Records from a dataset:
## start

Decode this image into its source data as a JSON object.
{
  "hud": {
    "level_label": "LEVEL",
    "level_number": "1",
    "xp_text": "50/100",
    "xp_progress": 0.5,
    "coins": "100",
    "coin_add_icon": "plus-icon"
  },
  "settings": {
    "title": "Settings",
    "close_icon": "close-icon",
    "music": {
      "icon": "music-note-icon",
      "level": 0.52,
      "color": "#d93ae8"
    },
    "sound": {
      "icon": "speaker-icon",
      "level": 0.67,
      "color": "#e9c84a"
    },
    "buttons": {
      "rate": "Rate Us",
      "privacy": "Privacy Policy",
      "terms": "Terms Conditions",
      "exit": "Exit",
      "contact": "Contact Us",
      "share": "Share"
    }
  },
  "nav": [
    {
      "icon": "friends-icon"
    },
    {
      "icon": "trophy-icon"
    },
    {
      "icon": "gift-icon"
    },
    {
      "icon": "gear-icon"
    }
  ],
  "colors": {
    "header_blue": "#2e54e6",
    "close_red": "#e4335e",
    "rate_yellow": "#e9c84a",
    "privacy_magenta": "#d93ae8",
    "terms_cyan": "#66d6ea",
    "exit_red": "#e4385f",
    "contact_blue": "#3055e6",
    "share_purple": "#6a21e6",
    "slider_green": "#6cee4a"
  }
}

## end

#### REQUIRED WORK
Word for word, extract all the records.

#### RESULT FOR THIS TASK
Decode this image into its source data as a JSON object.
{
  "hud": {
    "level_label": "LEVEL",
    "level_number": "1",
    "xp_text": "50/100",
    "xp_progress": 0.5,
    "coins": "100",
    "coin_add_icon": "plus-icon"
  },
  "settings": {
    "title": "Settings",
    "close_icon": "close-icon",
    "music": {
      "icon": "music-note-icon",
      "level": 0.52,
      "color": "#d93ae8"
    },
    "sound": {
      "icon": "speaker-icon",
      "level": 0.67,
      "color": "#e9c84a"
    },
    "buttons": {
      "rate": "Rate Us",
      "privacy": "Privacy Policy",
      "terms": "Terms Conditions",
      "exit": "Exit",
      "contact": "Contact Us",
      "share": "Share"
    }
  },
  "nav": [
    {
      "icon": "friends-icon"
    },
    {
      "icon": "trophy-icon"
    },
    {
      "icon": "gift-icon"
    },
    {
      "icon": "gear-icon"
    }
  ],
  "colors": {
    "header_blue": "#2e54e6",
    "close_red": "#e4335e",
    "rate_yellow": "#e9c84a",
    "privacy_magenta": "#d93ae8",
    "terms_cyan": "#66d6ea",
    "exit_red": "#e4385f",
    "contact_blue": "#3055e6",
    "share_purple": "#6a21e6",
    "slider_green": "#6cee4a"
  }
}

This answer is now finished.